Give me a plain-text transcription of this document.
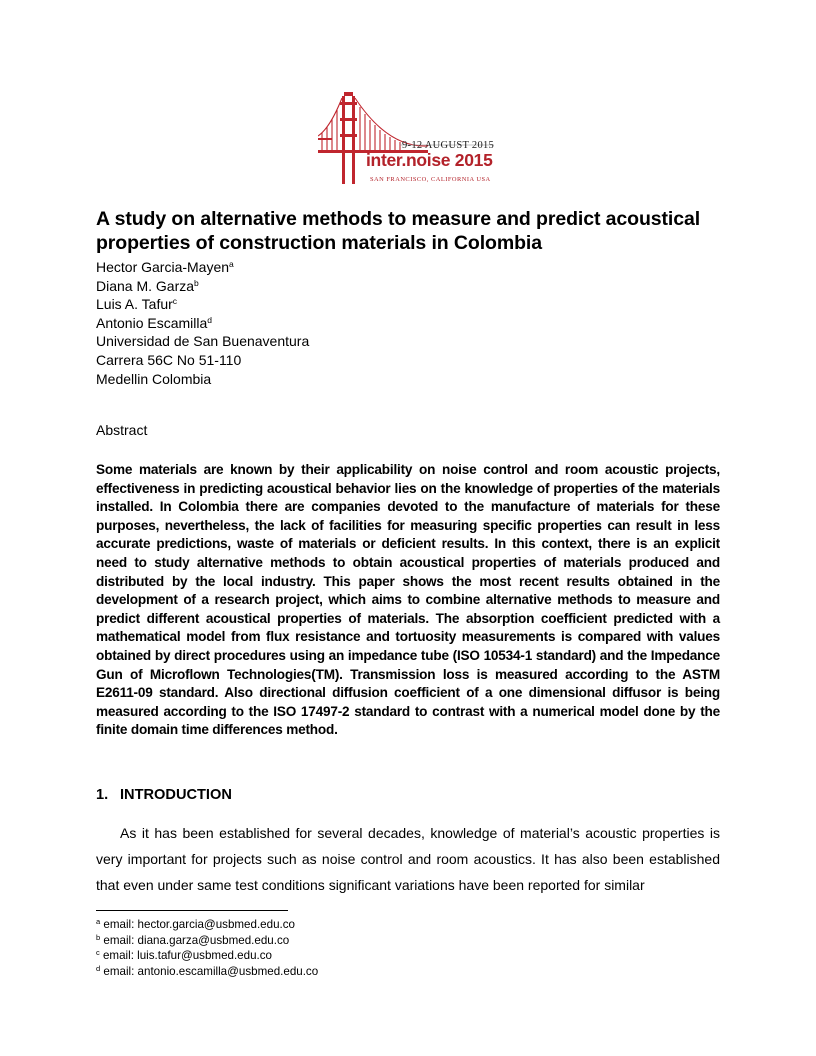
9-12 AUGUST 2015
inter.noise 2015
SAN FRANCISCO, CALIFORNIA USA
A study on alternative methods to measure and predict acoustical properties of construction materials in Colombia
Hector Garcia-Mayen$^a$
Diana M. Garza$^b$
Luis A. Tafur$^c$
Antonio Escamilla$^d$
Universidad de San Buenaventura
Carrera 56C No 51-110
Medellin Colombia
Abstract
Some materials are known by their applicability on noise control and room acoustic projects, effectiveness in predicting acoustical behavior lies on the knowledge of properties of the materials installed. In Colombia there are companies devoted to the manufacture of materials for these purposes, nevertheless, the lack of facilities for measuring specific properties can result in less accurate predictions, waste of materials or deficient results. In this context, there is an explicit need to study alternative methods to obtain acoustical properties of materials produced and distributed by the local industry. This paper shows the most recent results obtained in the development of a research project, which aims to combine alternative methods to measure and predict different acoustical properties of materials. The absorption coefficient predicted with a mathematical model from flux resistance and tortuosity measurements is compared with values obtained by direct procedures using an impedance tube (ISO 10534-1 standard) and the Impedance Gun of Microflown Technologies(TM). Transmission loss is measured according to the ASTM E2611-09 standard. Also directional diffusion coefficient of a one dimensional diffusor is being measured according to the ISO 17497-2 standard to contrast with a numerical model done by the finite domain time differences method.
1. INTRODUCTION
As it has been established for several decades, knowledge of material’s acoustic properties is very important for projects such as noise control and room acoustics. It has also been established that even under same test conditions significant variations have been reported for similar
$^a$ email: hector.garcia@usbmed.edu.co
$^b$ email: diana.garza@usbmed.edu.co
$^c$ email: luis.tafur@usbmed.edu.co
$^d$ email: antonio.escamilla@usbmed.edu.co
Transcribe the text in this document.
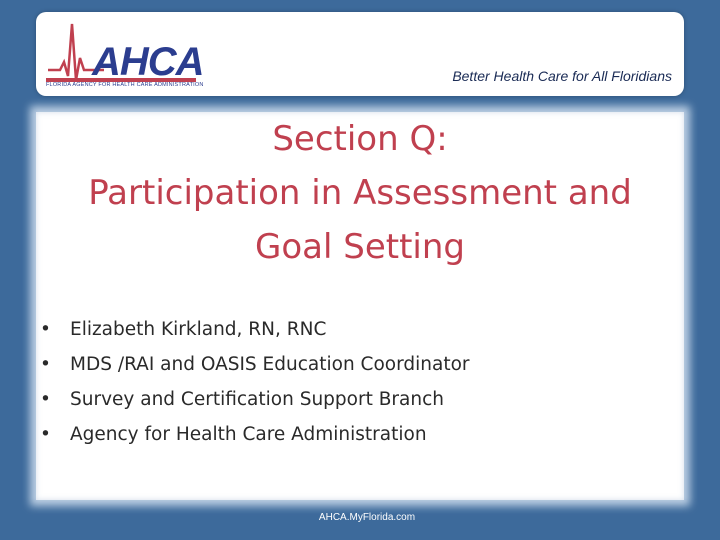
AHCA
FLORIDA AGENCY FOR HEALTH CARE ADMINISTRATION
Better Health Care for All Floridians
Section Q:
Participation in Assessment and
Goal Setting
• Elizabeth Kirkland, RN, RNC
• MDS /RAI and OASIS Education Coordinator
• Survey and Certification Support Branch
• Agency for Health Care Administration
AHCA.MyFlorida.com
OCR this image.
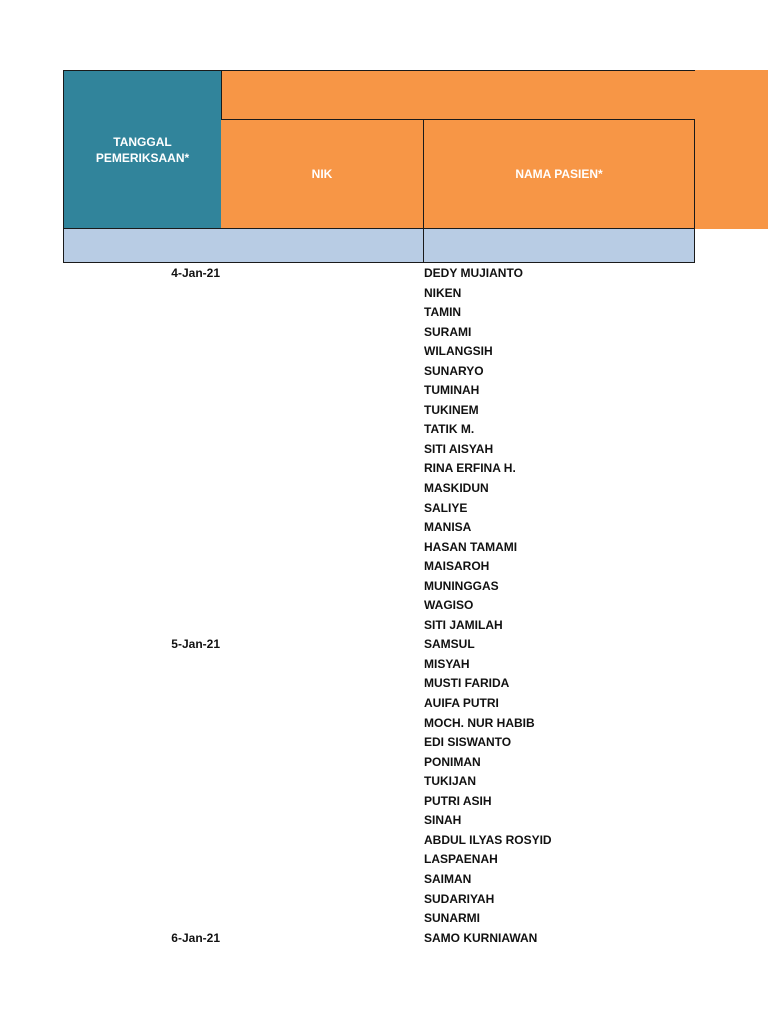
TANGGAL
PEMERIKSAAN*
NIK	NAMA PASIEN*
4-Jan-21	DEDY MUJIANTO
NIKEN
TAMIN
SURAMI
WILANGSIH
SUNARYO
TUMINAH
TUKINEM
TATIK M.
SITI AISYAH
RINA ERFINA H.
MASKIDUN
SALIYE
MANISA
HASAN TAMAMI
MAISAROH
MUNINGGAS
WAGISO
SITI JAMILAH
5-Jan-21	SAMSUL
MISYAH
MUSTI FARIDA
AUIFA PUTRI
MOCH. NUR HABIB
EDI SISWANTO
PONIMAN
TUKIJAN
PUTRI ASIH
SINAH
ABDUL ILYAS ROSYID
LASPAENAH
SAIMAN
SUDARIYAH
SUNARMI
6-Jan-21	SAMO KURNIAWAN
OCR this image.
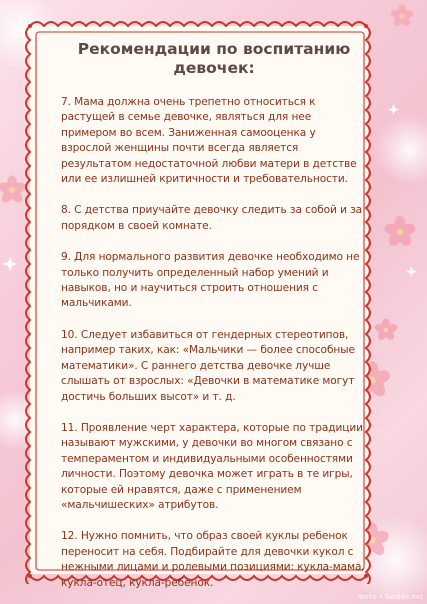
Рекомендации по воспитанию девочек:

7. Мама должна очень трепетно относиться к растущей в семье девочке, являться для нее примером во всем. Заниженная самооценка у взрослой женщины почти всегда является результатом недостаточной любви матери в детстве или ее излишней критичности и требовательности.

8. С детства приучайте девочку следить за собой и за порядком в своей комнате.

9. Для нормального развития девочке необходимо не только получить определенный набор умений и навыков, но и научиться строить отношения с мальчиками.

10. Следует избавиться от гендерных стереотипов, например таких, как: «Мальчики — более способные математики». С раннего детства девочке лучше слышать от взрослых: «Девочки в математике могут достичь больших высот» и т. д.

11. Проявление черт характера, которые по традиции называют мужскими, у девочки во многом связано с темпераментом и индивидуальными особенностями личности. Поэтому девочка может играть в те игры, которые ей нравятся, даже с применением «мальчишеских» атрибутов.

12. Нужно помнить, что образ своей куклы ребенок переносит на себя. Подбирайте для девочки кукол с нежными лицами и ролевыми позициями: кукла-мама, кукла-отец, кукла-ребенок.

Фото • Gozlife.net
= = =
> _Your goal_: Set down the lines of the records above exactly, apart from the pictures.

> _Solution_:
Give me a plain-text transcription of this document.
9-12 AUGUST 2015
inter.noise 2015
SAN FRANCISCO, CALIFORNIA USA
A study on alternative methods to measure and predict acoustical properties of construction materials in Colombia
Hector Garcia-Mayen$^a$
Diana M. Garza$^b$
Luis A. Tafur$^c$
Antonio Escamilla$^d$
Universidad de San Buenaventura
Carrera 56C No 51-110
Medellin Colombia
Abstract
Some materials are known by their applicability on noise control and room acoustic projects, effectiveness in predicting acoustical behavior lies on the knowledge of properties of the materials installed. In Colombia there are companies devoted to the manufacture of materials for these purposes, nevertheless, the lack of facilities for measuring specific properties can result in less accurate predictions, waste of materials or deficient results. In this context, there is an explicit need to study alternative methods to obtain acoustical properties of materials produced and distributed by the local industry. This paper shows the most recent results obtained in the development of a research project, which aims to combine alternative methods to measure and predict different acoustical properties of materials. The absorption coefficient predicted with a mathematical model from flux resistance and tortuosity measurements is compared with values obtained by direct procedures using an impedance tube (ISO 10534-1 standard) and the Impedance Gun of Microflown Technologies(TM). Transmission loss is measured according to the ASTM E2611-09 standard. Also directional diffusion coefficient of a one dimensional diffusor is being measured according to the ISO 17497-2 standard to contrast with a numerical model done by the finite domain time differences method.
1. INTRODUCTION
As it has been established for several decades, knowledge of material’s acoustic properties is very important for projects such as noise control and room acoustics. It has also been established that even under same test conditions significant variations have been reported for similar
$^a$ email: hector.garcia@usbmed.edu.co
$^b$ email: diana.garza@usbmed.edu.co
$^c$ email: luis.tafur@usbmed.edu.co
$^d$ email: antonio.escamilla@usbmed.edu.co
Transcribe the text in this document.
AHCA
FLORIDA AGENCY FOR HEALTH CARE ADMINISTRATION
Better Health Care for All Floridians
Section Q:
Participation in Assessment and
Goal Setting
• Elizabeth Kirkland, RN, RNC
• MDS /RAI and OASIS Education Coordinator
• Survey and Certification Support Branch
• Agency for Health Care Administration
AHCA.MyFlorida.com
OCR this image.
TANGGAL
PEMERIKSAAN*
NIK	NAMA PASIEN*
4-Jan-21	DEDY MUJIANTO
NIKEN
TAMIN
SURAMI
WILANGSIH
SUNARYO
TUMINAH
TUKINEM
TATIK M.
SITI AISYAH
RINA ERFINA H.
MASKIDUN
SALIYE
MANISA
HASAN TAMAMI
MAISAROH
MUNINGGAS
WAGISO
SITI JAMILAH
5-Jan-21	SAMSUL
MISYAH
MUSTI FARIDA
AUIFA PUTRI
MOCH. NUR HABIB
EDI SISWANTO
PONIMAN
TUKIJAN
PUTRI ASIH
SINAH
ABDUL ILYAS ROSYID
LASPAENAH
SAIMAN
SUDARIYAH
SUNARMI
6-Jan-21	SAMO KURNIAWAN
OCR this image.
Рекомендации по воспитанию девочек:

7. Мама должна очень трепетно относиться к растущей в семье девочке, являться для нее примером во всем. Заниженная самооценка у взрослой женщины почти всегда является результатом недостаточной любви матери в детстве или ее излишней критичности и требовательности.

8. С детства приучайте девочку следить за собой и за порядком в своей комнате.

9. Для нормального развития девочке необходимо не только получить определенный набор умений и навыков, но и научиться строить отношения с мальчиками.

10. Следует избавиться от гендерных стереотипов, например таких, как: «Мальчики — более способные математики». С раннего детства девочке лучше слышать от взрослых: «Девочки в математике могут достичь больших высот» и т. д.

11. Проявление черт характера, которые по традиции называют мужскими, у девочки во многом связано с темпераментом и индивидуальными особенностями личности. Поэтому девочка может играть в те игры, которые ей нравятся, даже с применением «мальчишеских» атрибутов.

12. Нужно помнить, что образ своей куклы ребенок переносит на себя. Подбирайте для девочки кукол с нежными лицами и ролевыми позициями: кукла-мама, кукла-отец, кукла-ребенок.

Фото • Gozlife.net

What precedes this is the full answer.